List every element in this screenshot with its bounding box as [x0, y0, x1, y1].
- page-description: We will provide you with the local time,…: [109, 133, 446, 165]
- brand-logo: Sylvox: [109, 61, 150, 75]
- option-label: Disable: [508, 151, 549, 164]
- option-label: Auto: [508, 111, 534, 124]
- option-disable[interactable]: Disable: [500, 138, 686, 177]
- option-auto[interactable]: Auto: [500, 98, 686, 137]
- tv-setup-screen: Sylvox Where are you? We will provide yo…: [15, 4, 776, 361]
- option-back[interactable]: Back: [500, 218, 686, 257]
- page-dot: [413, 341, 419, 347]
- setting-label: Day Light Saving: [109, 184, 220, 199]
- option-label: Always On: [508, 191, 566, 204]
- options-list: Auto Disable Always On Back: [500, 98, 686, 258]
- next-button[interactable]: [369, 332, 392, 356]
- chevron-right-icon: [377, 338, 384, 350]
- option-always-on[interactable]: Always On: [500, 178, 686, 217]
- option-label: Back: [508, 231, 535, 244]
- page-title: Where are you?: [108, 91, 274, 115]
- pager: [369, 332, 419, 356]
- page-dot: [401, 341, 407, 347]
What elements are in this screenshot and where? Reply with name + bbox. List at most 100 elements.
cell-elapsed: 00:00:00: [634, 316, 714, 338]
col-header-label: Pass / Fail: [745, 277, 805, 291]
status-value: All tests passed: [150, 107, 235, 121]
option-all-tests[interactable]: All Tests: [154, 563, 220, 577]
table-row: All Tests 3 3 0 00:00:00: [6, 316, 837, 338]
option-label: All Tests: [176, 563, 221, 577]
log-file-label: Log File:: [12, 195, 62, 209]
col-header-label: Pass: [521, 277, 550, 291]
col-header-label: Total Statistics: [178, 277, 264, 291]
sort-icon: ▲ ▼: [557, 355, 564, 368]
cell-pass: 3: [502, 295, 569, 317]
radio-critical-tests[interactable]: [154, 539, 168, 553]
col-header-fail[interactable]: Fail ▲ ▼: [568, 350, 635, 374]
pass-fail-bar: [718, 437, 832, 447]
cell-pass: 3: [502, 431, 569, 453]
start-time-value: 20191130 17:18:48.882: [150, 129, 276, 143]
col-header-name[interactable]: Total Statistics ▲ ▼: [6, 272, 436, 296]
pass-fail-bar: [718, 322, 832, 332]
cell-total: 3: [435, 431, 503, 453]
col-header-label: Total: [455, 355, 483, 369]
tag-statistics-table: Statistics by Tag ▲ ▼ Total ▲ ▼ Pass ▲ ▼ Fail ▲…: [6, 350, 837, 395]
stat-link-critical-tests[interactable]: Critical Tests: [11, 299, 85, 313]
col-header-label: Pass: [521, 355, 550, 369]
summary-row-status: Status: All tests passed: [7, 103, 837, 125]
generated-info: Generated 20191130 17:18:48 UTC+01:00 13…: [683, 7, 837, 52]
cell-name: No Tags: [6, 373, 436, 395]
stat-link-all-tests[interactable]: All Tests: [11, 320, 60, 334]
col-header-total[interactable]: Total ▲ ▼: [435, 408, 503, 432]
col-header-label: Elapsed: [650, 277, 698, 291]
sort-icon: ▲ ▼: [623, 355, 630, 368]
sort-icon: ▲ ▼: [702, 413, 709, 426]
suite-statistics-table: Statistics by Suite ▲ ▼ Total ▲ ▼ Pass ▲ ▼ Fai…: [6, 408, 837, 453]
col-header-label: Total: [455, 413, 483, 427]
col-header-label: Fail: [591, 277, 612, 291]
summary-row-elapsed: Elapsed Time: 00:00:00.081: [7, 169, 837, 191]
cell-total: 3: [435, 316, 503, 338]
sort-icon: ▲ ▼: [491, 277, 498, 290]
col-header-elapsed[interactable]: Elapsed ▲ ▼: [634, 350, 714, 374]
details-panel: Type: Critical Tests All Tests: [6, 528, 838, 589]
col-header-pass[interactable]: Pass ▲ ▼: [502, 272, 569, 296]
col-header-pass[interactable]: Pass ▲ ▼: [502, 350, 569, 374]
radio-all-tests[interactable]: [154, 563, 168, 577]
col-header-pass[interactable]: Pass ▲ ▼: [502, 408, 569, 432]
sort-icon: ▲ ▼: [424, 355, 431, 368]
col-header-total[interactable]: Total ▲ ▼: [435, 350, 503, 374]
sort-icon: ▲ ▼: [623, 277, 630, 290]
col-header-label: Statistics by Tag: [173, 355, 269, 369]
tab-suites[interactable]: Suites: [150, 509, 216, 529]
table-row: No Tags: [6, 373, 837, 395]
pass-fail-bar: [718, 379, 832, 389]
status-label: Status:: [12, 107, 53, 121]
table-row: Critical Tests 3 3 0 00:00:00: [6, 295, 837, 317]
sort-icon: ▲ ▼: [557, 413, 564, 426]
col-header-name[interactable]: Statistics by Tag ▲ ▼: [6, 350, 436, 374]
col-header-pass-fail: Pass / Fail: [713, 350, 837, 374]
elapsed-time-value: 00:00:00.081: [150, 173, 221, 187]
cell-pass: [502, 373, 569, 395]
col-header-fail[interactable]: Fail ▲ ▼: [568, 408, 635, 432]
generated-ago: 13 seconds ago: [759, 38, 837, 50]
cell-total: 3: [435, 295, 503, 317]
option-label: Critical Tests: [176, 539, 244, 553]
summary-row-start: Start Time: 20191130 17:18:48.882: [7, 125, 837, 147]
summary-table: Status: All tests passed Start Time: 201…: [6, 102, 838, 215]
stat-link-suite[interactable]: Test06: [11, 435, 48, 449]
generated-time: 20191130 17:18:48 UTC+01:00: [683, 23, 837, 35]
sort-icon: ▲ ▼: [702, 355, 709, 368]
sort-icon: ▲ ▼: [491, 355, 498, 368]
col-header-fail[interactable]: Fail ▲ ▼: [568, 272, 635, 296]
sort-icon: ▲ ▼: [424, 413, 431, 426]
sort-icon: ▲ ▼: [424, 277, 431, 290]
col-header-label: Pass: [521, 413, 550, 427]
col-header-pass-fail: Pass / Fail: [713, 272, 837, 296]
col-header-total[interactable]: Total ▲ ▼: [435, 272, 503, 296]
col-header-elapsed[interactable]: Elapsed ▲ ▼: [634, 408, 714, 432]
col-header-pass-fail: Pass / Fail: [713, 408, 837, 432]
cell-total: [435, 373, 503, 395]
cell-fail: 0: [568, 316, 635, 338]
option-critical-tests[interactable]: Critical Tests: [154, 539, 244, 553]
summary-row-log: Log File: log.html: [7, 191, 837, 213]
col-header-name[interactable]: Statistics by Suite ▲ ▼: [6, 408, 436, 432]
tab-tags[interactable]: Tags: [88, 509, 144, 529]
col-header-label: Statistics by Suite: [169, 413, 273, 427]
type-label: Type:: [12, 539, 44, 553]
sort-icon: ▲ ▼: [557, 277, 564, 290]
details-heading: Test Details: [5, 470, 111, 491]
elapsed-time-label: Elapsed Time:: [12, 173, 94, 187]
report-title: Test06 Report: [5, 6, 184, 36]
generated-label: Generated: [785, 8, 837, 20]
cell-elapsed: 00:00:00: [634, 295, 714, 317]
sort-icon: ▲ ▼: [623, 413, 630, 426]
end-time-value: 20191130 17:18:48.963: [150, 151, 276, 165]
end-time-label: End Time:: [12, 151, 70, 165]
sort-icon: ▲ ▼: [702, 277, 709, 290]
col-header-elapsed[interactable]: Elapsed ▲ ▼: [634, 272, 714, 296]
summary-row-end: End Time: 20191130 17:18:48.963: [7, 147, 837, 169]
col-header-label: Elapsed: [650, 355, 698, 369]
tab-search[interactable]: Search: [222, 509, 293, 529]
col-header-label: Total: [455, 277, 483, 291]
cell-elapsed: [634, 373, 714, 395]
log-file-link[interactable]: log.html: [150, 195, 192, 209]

_ _ _

_Requirement_: Format every line of the records above as a JSON list of strings, with one string for each line and blank lines left out.

_The completed task_:
[
  "List every element in this screenshot with its bounding box as [x0, y0, x1, y1].",
  "- page-description: We will provide you with the local time,…: [109, 133, 446, 165]",
  "- brand-logo: Sylvox: [109, 61, 150, 75]",
  "- option-label: Disable: [508, 151, 549, 164]",
  "- option-label: Auto: [508, 111, 534, 124]",
  "- option-disable[interactable]: Disable: [500, 138, 686, 177]",
  "- option-auto[interactable]: Auto: [500, 98, 686, 137]",
  "- tv-setup-screen: Sylvox Where are you? We will provide yo…: [15, 4, 776, 361]",
  "- option-back[interactable]: Back: [500, 218, 686, 257]",
  "- page-dot: [413, 341, 419, 347]",
  "- setting-label: Day Light Saving: [109, 184, 220, 199]",
  "- option-label: Always On: [508, 191, 566, 204]",
  "- options-list: Auto Disable Always On Back: [500, 98, 686, 258]",
  "- next-button[interactable]: [369, 332, 392, 356]",
  "- chevron-right-icon: [377, 338, 384, 350]",
  "- option-always-on[interactable]: Always On: [500, 178, 686, 217]",
  "- option-label: Back: [508, 231, 535, 244]",
  "- page-title: Where are you?: [108, 91, 274, 115]",
  "- pager: [369, 332, 419, 356]",
  "- page-dot: [401, 341, 407, 347]",
  "What elements are in this screenshot and where? Reply with name + bbox. List at most 100 elements.",
  "cell-elapsed: 00:00:00: [634, 316, 714, 338]",
  "col-header-label: Pass / Fail: [745, 277, 805, 291]",
  "status-value: All tests passed: [150, 107, 235, 121]",
  "option-all-tests[interactable]: All Tests: [154, 563, 220, 577]",
  "table-row: All Tests 3 3 0 00:00:00: [6, 316, 837, 338]",
  "option-label: All Tests: [176, 563, 221, 577]",
  "log-file-label: Log File:: [12, 195, 62, 209]",
  "col-header-label: Pass: [521, 277, 550, 291]",
  "col-header-label: Total Statistics: [178, 277, 264, 291]",
  "sort-icon: ▲ ▼: [557, 355, 564, 368]",
  "cell-pass: 3: [502, 295, 569, 317]",
  "radio-critical-tests[interactable]: [154, 539, 168, 553]",
  "col-header-fail[interactable]: Fail ▲ ▼: [568, 350, 635, 374]",
  "pass-fail-bar: [718, 437, 832, 447]",
  "cell-pass: 3: [502, 431, 569, 453]",
  "start-time-value: 20191130 17:18:48.882: [150, 129, 276, 143]",
  "col-header-name[interactable]: Total Statistics ▲ ▼: [6, 272, 436, 296]",
  "pass-fail-bar: [718, 322, 832, 332]",
  "cell-total: 3: [435, 431, 503, 453]",
  "col-header-label: Total: [455, 355, 483, 369]",
  "tag-statistics-table: Statistics by Tag ▲ ▼ Total ▲ ▼ Pass ▲ ▼ Fail ▲…: [6, 350, 837, 395]",
  "stat-link-critical-tests[interactable]: Critical Tests: [11, 299, 85, 313]",
  "col-header-label: Pass: [521, 355, 550, 369]",
  "summary-row-status: Status: All tests passed: [7, 103, 837, 125]",
  "generated-info: Generated 20191130 17:18:48 UTC+01:00 13…: [683, 7, 837, 52]",
  "cell-name: No Tags: [6, 373, 436, 395]",
  "stat-link-all-tests[interactable]: All Tests: [11, 320, 60, 334]",
  "col-header-total[interactable]: Total ▲ ▼: [435, 408, 503, 432]",
  "col-header-label: Elapsed: [650, 277, 698, 291]",
  "sort-icon: ▲ ▼: [623, 355, 630, 368]",
  "sort-icon: ▲ ▼: [702, 413, 709, 426]",
  "suite-statistics-table: Statistics by Suite ▲ ▼ Total ▲ ▼ Pass ▲ ▼ Fai…: [6, 408, 837, 453]",
  "col-header-label: Total: [455, 413, 483, 427]",
  "col-header-label: Fail: [591, 277, 612, 291]",
  "summary-row-elapsed: Elapsed Time: 00:00:00.081: [7, 169, 837, 191]",
  "cell-total: 3: [435, 316, 503, 338]",
  "sort-icon: ▲ ▼: [491, 277, 498, 290]",
  "col-header-elapsed[interactable]: Elapsed ▲ ▼: [634, 350, 714, 374]",
  "details-panel: Type: Critical Tests All Tests: [6, 528, 838, 589]",
  "col-header-pass[interactable]: Pass ▲ ▼: [502, 272, 569, 296]",
  "col-header-pass[interactable]: Pass ▲ ▼: [502, 350, 569, 374]",
  "radio-all-tests[interactable]: [154, 563, 168, 577]",
  "col-header-pass[interactable]: Pass ▲ ▼: [502, 408, 569, 432]",
  "sort-icon: ▲ ▼: [424, 355, 431, 368]",
  "col-header-total[interactable]: Total ▲ ▼: [435, 350, 503, 374]",
  "sort-icon: ▲ ▼: [623, 277, 630, 290]",
  "col-header-label: Statistics by Tag: [173, 355, 269, 369]",
  "tab-suites[interactable]: Suites: [150, 509, 216, 529]",
  "table-row: No Tags: [6, 373, 837, 395]",
  "pass-fail-bar: [718, 379, 832, 389]",
  "status-label: Status:: [12, 107, 53, 121]",
  "table-row: Critical Tests 3 3 0 00:00:00: [6, 295, 837, 317]",
  "sort-icon: ▲ ▼: [557, 413, 564, 426]",
  "col-header-name[interactable]: Statistics by Tag ▲ ▼: [6, 350, 436, 374]",
  "col-header-pass-fail: Pass / Fail: [713, 350, 837, 374]",
  "elapsed-time-value: 00:00:00.081: [150, 173, 221, 187]",
  "cell-pass: [502, 373, 569, 395]",
  "col-header-fail[interactable]: Fail ▲ ▼: [568, 408, 635, 432]",
  "generated-ago: 13 seconds ago: [759, 38, 837, 50]",
  "cell-total: 3: [435, 295, 503, 317]",
  "option-label: Critical Tests: [176, 539, 244, 553]",
  "summary-row-start: Start Time: 20191130 17:18:48.882: [7, 125, 837, 147]",
  "summary-table: Status: All tests passed Start Time: 201…: [6, 102, 838, 215]",
  "stat-link-suite[interactable]: Test06: [11, 435, 48, 449]",
  "generated-time: 20191130 17:18:48 UTC+01:00: [683, 23, 837, 35]",
  "sort-icon: ▲ ▼: [702, 355, 709, 368]",
  "sort-icon: ▲ ▼: [491, 355, 498, 368]",
  "col-header-fail[interactable]: Fail ▲ ▼: [568, 272, 635, 296]",
  "sort-icon: ▲ ▼: [424, 413, 431, 426]",
  "sort-icon: ▲ ▼: [424, 277, 431, 290]",
  "col-header-label: Pass: [521, 413, 550, 427]",
  "col-header-pass-fail: Pass / Fail: [713, 272, 837, 296]",
  "col-header-total[interactable]: Total ▲ ▼: [435, 272, 503, 296]",
  "col-header-elapsed[interactable]: Elapsed ▲ ▼: [634, 408, 714, 432]",
  "col-header-pass-fail: Pass / Fail: [713, 408, 837, 432]",
  "cell-total: [435, 373, 503, 395]",
  "cell-fail: 0: [568, 316, 635, 338]",
  "option-critical-tests[interactable]: Critical Tests: [154, 539, 244, 553]",
  "summary-row-log: Log File: log.html: [7, 191, 837, 213]",
  "col-header-name[interactable]: Statistics by Suite ▲ ▼: [6, 408, 436, 432]",
  "tab-tags[interactable]: Tags: [88, 509, 144, 529]",
  "col-header-label: Statistics by Suite: [169, 413, 273, 427]",
  "type-label: Type:: [12, 539, 44, 553]",
  "sort-icon: ▲ ▼: [557, 277, 564, 290]",
  "details-heading: Test Details: [5, 470, 111, 491]",
  "elapsed-time-label: Elapsed Time:: [12, 173, 94, 187]",
  "report-title: Test06 Report: [5, 6, 184, 36]",
  "generated-label: Generated: [785, 8, 837, 20]",
  "cell-elapsed: 00:00:00: [634, 295, 714, 317]",
  "sort-icon: ▲ ▼: [623, 413, 630, 426]",
  "end-time-value: 20191130 17:18:48.963: [150, 151, 276, 165]",
  "end-time-label: End Time:: [12, 151, 70, 165]",
  "sort-icon: ▲ ▼: [702, 277, 709, 290]",
  "col-header-elapsed[interactable]: Elapsed ▲ ▼: [634, 272, 714, 296]",
  "summary-row-end: End Time: 20191130 17:18:48.963: [7, 147, 837, 169]",
  "col-header-label: Elapsed: [650, 355, 698, 369]",
  "tab-search[interactable]: Search: [222, 509, 293, 529]",
  "col-header-label: Total: [455, 277, 483, 291]",
  "cell-elapsed: [634, 373, 714, 395]",
  "log-file-link[interactable]: log.html: [150, 195, 192, 209]"
]